To be done: Make an exact copy of all the material below, apart from the pictures.

— start of Entries —

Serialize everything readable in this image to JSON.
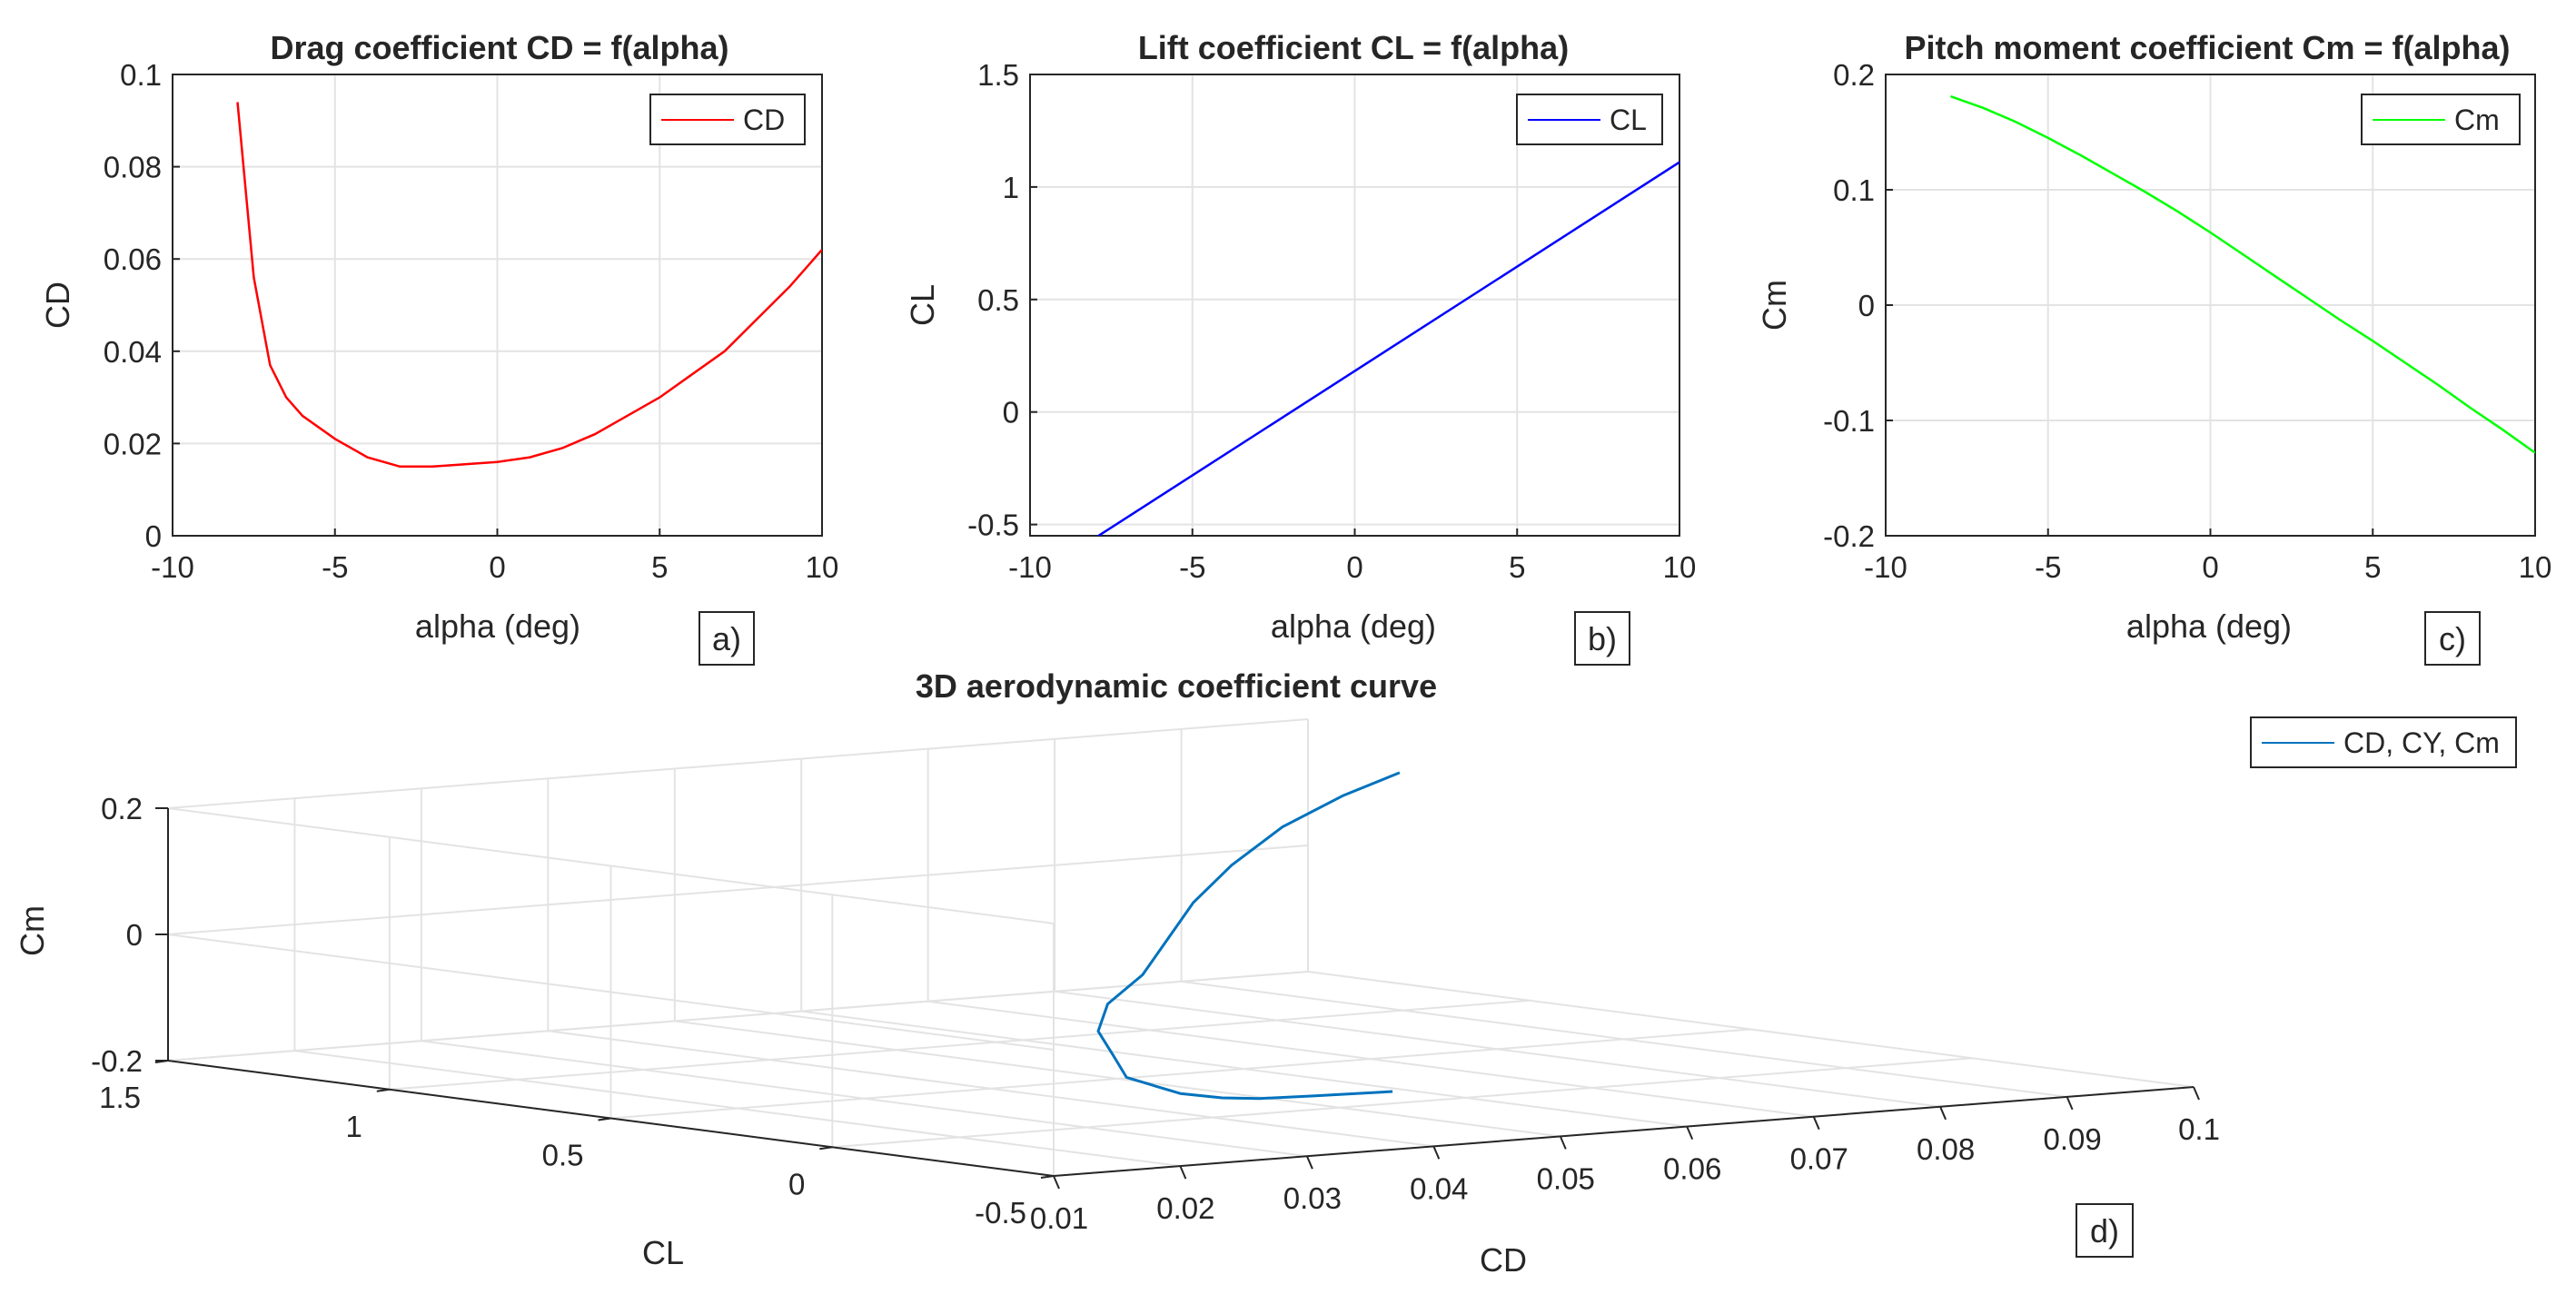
{
  "chart_data": [
    {
      "id": "a",
      "type": "line",
      "title": "Drag coefficient  CD = f(alpha)",
      "xlabel": "alpha (deg)",
      "ylabel": "CD",
      "xlim": [
        -10,
        10
      ],
      "ylim": [
        0,
        0.1
      ],
      "xticks": [
        -10,
        -5,
        0,
        5,
        10
      ],
      "xtick_labels": [
        "-10",
        "-5",
        "0",
        "5",
        "10"
      ],
      "yticks": [
        0,
        0.02,
        0.04,
        0.06,
        0.08,
        0.1
      ],
      "ytick_labels": [
        "0",
        "0.02",
        "0.04",
        "0.06",
        "0.08",
        "0.1"
      ],
      "grid": true,
      "legend": "top-right",
      "panel_label": "a)",
      "series": [
        {
          "name": "CD",
          "color": "#ff0000",
          "x": [
            -8,
            -7.5,
            -7,
            -6.5,
            -6,
            -5,
            -4,
            -3,
            -2,
            -1,
            0,
            1,
            2,
            3,
            4,
            5,
            6,
            7,
            8,
            9,
            10
          ],
          "y": [
            0.094,
            0.056,
            0.037,
            0.03,
            0.026,
            0.021,
            0.017,
            0.015,
            0.015,
            0.0155,
            0.016,
            0.017,
            0.019,
            0.022,
            0.026,
            0.03,
            0.035,
            0.04,
            0.047,
            0.054,
            0.062
          ]
        }
      ]
    },
    {
      "id": "b",
      "type": "line",
      "title": "Lift coefficient  CL = f(alpha)",
      "xlabel": "alpha (deg)",
      "ylabel": "CL",
      "xlim": [
        -10,
        10
      ],
      "ylim": [
        -0.55,
        1.5
      ],
      "xticks": [
        -10,
        -5,
        0,
        5,
        10
      ],
      "xtick_labels": [
        "-10",
        "-5",
        "0",
        "5",
        "10"
      ],
      "yticks": [
        -0.5,
        0,
        0.5,
        1,
        1.5
      ],
      "ytick_labels": [
        "-0.5",
        "0",
        "0.5",
        "1",
        "1.5"
      ],
      "grid": true,
      "legend": "top-right",
      "panel_label": "b)",
      "series": [
        {
          "name": "CL",
          "color": "#0000ff",
          "x": [
            -8,
            10
          ],
          "y": [
            -0.56,
            1.11
          ]
        }
      ]
    },
    {
      "id": "c",
      "type": "line",
      "title": "Pitch moment coefficient  Cm = f(alpha)",
      "xlabel": "alpha (deg)",
      "ylabel": "Cm",
      "xlim": [
        -10,
        10
      ],
      "ylim": [
        -0.2,
        0.2
      ],
      "xticks": [
        -10,
        -5,
        0,
        5,
        10
      ],
      "xtick_labels": [
        "-10",
        "-5",
        "0",
        "5",
        "10"
      ],
      "yticks": [
        -0.2,
        -0.1,
        0,
        0.1,
        0.2
      ],
      "ytick_labels": [
        "-0.2",
        "-0.1",
        "0",
        "0.1",
        "0.2"
      ],
      "grid": true,
      "legend": "top-right",
      "panel_label": "c)",
      "series": [
        {
          "name": "Cm",
          "color": "#00ff00",
          "x": [
            -8,
            -7,
            -6,
            -5,
            -4,
            -3,
            -2,
            -1,
            0,
            1,
            2,
            3,
            4,
            5,
            6,
            7,
            8,
            9,
            10
          ],
          "y": [
            0.181,
            0.171,
            0.159,
            0.145,
            0.13,
            0.114,
            0.098,
            0.081,
            0.063,
            0.044,
            0.025,
            0.006,
            -0.013,
            -0.031,
            -0.05,
            -0.069,
            -0.089,
            -0.108,
            -0.128
          ]
        }
      ]
    },
    {
      "id": "d",
      "type": "line",
      "projection": "3d",
      "title": "3D aerodynamic coefficient curve",
      "xlabel": "CD",
      "ylabel": "CL",
      "zlabel": "Cm",
      "xlim": [
        0.01,
        0.1
      ],
      "ylim": [
        -0.5,
        1.5
      ],
      "zlim": [
        -0.2,
        0.2
      ],
      "xticks": [
        0.01,
        0.02,
        0.03,
        0.04,
        0.05,
        0.06,
        0.07,
        0.08,
        0.09,
        0.1
      ],
      "xtick_labels": [
        "0.01",
        "0.02",
        "0.03",
        "0.04",
        "0.05",
        "0.06",
        "0.07",
        "0.08",
        "0.09",
        "0.1"
      ],
      "yticks": [
        -0.5,
        0,
        0.5,
        1,
        1.5
      ],
      "ytick_labels": [
        "-0.5",
        "0",
        "0.5",
        "1",
        "1.5"
      ],
      "zticks": [
        -0.2,
        0,
        0.2
      ],
      "ztick_labels": [
        "-0.2",
        "0",
        "0.2"
      ],
      "grid": true,
      "legend": "top-right",
      "panel_label": "d)",
      "series": [
        {
          "name": "CD, CY, Cm",
          "color": "#0072bd",
          "x": [
            0.042,
            0.034,
            0.028,
            0.024,
            0.02,
            0.018,
            0.0175,
            0.02,
            0.024,
            0.03,
            0.038,
            0.047,
            0.056,
            0.066,
            0.077,
            0.087,
            0.095
          ],
          "y": [
            -0.35,
            -0.4,
            -0.45,
            -0.48,
            -0.5,
            -0.5,
            -0.45,
            -0.35,
            -0.2,
            -0.05,
            0.1,
            0.3,
            0.5,
            0.7,
            0.9,
            1.05,
            1.15
          ],
          "z": [
            -0.13,
            -0.12,
            -0.11,
            -0.1,
            -0.085,
            -0.07,
            -0.06,
            -0.04,
            -0.02,
            0.0,
            0.02,
            0.045,
            0.07,
            0.095,
            0.12,
            0.14,
            0.155
          ]
        }
      ]
    }
  ]
}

— end of Entries —

Answer to the exercise:
Serialize everything readable in this image to JSON.
{
  "chart_data": [
    {
      "id": "a",
      "type": "line",
      "title": "Drag coefficient  CD = f(alpha)",
      "xlabel": "alpha (deg)",
      "ylabel": "CD",
      "xlim": [
        -10,
        10
      ],
      "ylim": [
        0,
        0.1
      ],
      "xticks": [
        -10,
        -5,
        0,
        5,
        10
      ],
      "xtick_labels": [
        "-10",
        "-5",
        "0",
        "5",
        "10"
      ],
      "yticks": [
        0,
        0.02,
        0.04,
        0.06,
        0.08,
        0.1
      ],
      "ytick_labels": [
        "0",
        "0.02",
        "0.04",
        "0.06",
        "0.08",
        "0.1"
      ],
      "grid": true,
      "legend": "top-right",
      "panel_label": "a)",
      "series": [
        {
          "name": "CD",
          "color": "#ff0000",
          "x": [
            -8,
            -7.5,
            -7,
            -6.5,
            -6,
            -5,
            -4,
            -3,
            -2,
            -1,
            0,
            1,
            2,
            3,
            4,
            5,
            6,
            7,
            8,
            9,
            10
          ],
          "y": [
            0.094,
            0.056,
            0.037,
            0.03,
            0.026,
            0.021,
            0.017,
            0.015,
            0.015,
            0.0155,
            0.016,
            0.017,
            0.019,
            0.022,
            0.026,
            0.03,
            0.035,
            0.04,
            0.047,
            0.054,
            0.062
          ]
        }
      ]
    },
    {
      "id": "b",
      "type": "line",
      "title": "Lift coefficient  CL = f(alpha)",
      "xlabel": "alpha (deg)",
      "ylabel": "CL",
      "xlim": [
        -10,
        10
      ],
      "ylim": [
        -0.55,
        1.5
      ],
      "xticks": [
        -10,
        -5,
        0,
        5,
        10
      ],
      "xtick_labels": [
        "-10",
        "-5",
        "0",
        "5",
        "10"
      ],
      "yticks": [
        -0.5,
        0,
        0.5,
        1,
        1.5
      ],
      "ytick_labels": [
        "-0.5",
        "0",
        "0.5",
        "1",
        "1.5"
      ],
      "grid": true,
      "legend": "top-right",
      "panel_label": "b)",
      "series": [
        {
          "name": "CL",
          "color": "#0000ff",
          "x": [
            -8,
            10
          ],
          "y": [
            -0.56,
            1.11
          ]
        }
      ]
    },
    {
      "id": "c",
      "type": "line",
      "title": "Pitch moment coefficient  Cm = f(alpha)",
      "xlabel": "alpha (deg)",
      "ylabel": "Cm",
      "xlim": [
        -10,
        10
      ],
      "ylim": [
        -0.2,
        0.2
      ],
      "xticks": [
        -10,
        -5,
        0,
        5,
        10
      ],
      "xtick_labels": [
        "-10",
        "-5",
        "0",
        "5",
        "10"
      ],
      "yticks": [
        -0.2,
        -0.1,
        0,
        0.1,
        0.2
      ],
      "ytick_labels": [
        "-0.2",
        "-0.1",
        "0",
        "0.1",
        "0.2"
      ],
      "grid": true,
      "legend": "top-right",
      "panel_label": "c)",
      "series": [
        {
          "name": "Cm",
          "color": "#00ff00",
          "x": [
            -8,
            -7,
            -6,
            -5,
            -4,
            -3,
            -2,
            -1,
            0,
            1,
            2,
            3,
            4,
            5,
            6,
            7,
            8,
            9,
            10
          ],
          "y": [
            0.181,
            0.171,
            0.159,
            0.145,
            0.13,
            0.114,
            0.098,
            0.081,
            0.063,
            0.044,
            0.025,
            0.006,
            -0.013,
            -0.031,
            -0.05,
            -0.069,
            -0.089,
            -0.108,
            -0.128
          ]
        }
      ]
    },
    {
      "id": "d",
      "type": "line",
      "projection": "3d",
      "title": "3D aerodynamic coefficient curve",
      "xlabel": "CD",
      "ylabel": "CL",
      "zlabel": "Cm",
      "xlim": [
        0.01,
        0.1
      ],
      "ylim": [
        -0.5,
        1.5
      ],
      "zlim": [
        -0.2,
        0.2
      ],
      "xticks": [
        0.01,
        0.02,
        0.03,
        0.04,
        0.05,
        0.06,
        0.07,
        0.08,
        0.09,
        0.1
      ],
      "xtick_labels": [
        "0.01",
        "0.02",
        "0.03",
        "0.04",
        "0.05",
        "0.06",
        "0.07",
        "0.08",
        "0.09",
        "0.1"
      ],
      "yticks": [
        -0.5,
        0,
        0.5,
        1,
        1.5
      ],
      "ytick_labels": [
        "-0.5",
        "0",
        "0.5",
        "1",
        "1.5"
      ],
      "zticks": [
        -0.2,
        0,
        0.2
      ],
      "ztick_labels": [
        "-0.2",
        "0",
        "0.2"
      ],
      "grid": true,
      "legend": "top-right",
      "panel_label": "d)",
      "series": [
        {
          "name": "CD, CY, Cm",
          "color": "#0072bd",
          "x": [
            0.042,
            0.034,
            0.028,
            0.024,
            0.02,
            0.018,
            0.0175,
            0.02,
            0.024,
            0.03,
            0.038,
            0.047,
            0.056,
            0.066,
            0.077,
            0.087,
            0.095
          ],
          "y": [
            -0.35,
            -0.4,
            -0.45,
            -0.48,
            -0.5,
            -0.5,
            -0.45,
            -0.35,
            -0.2,
            -0.05,
            0.1,
            0.3,
            0.5,
            0.7,
            0.9,
            1.05,
            1.15
          ],
          "z": [
            -0.13,
            -0.12,
            -0.11,
            -0.1,
            -0.085,
            -0.07,
            -0.06,
            -0.04,
            -0.02,
            0.0,
            0.02,
            0.045,
            0.07,
            0.095,
            0.12,
            0.14,
            0.155
          ]
        }
      ]
    }
  ]
}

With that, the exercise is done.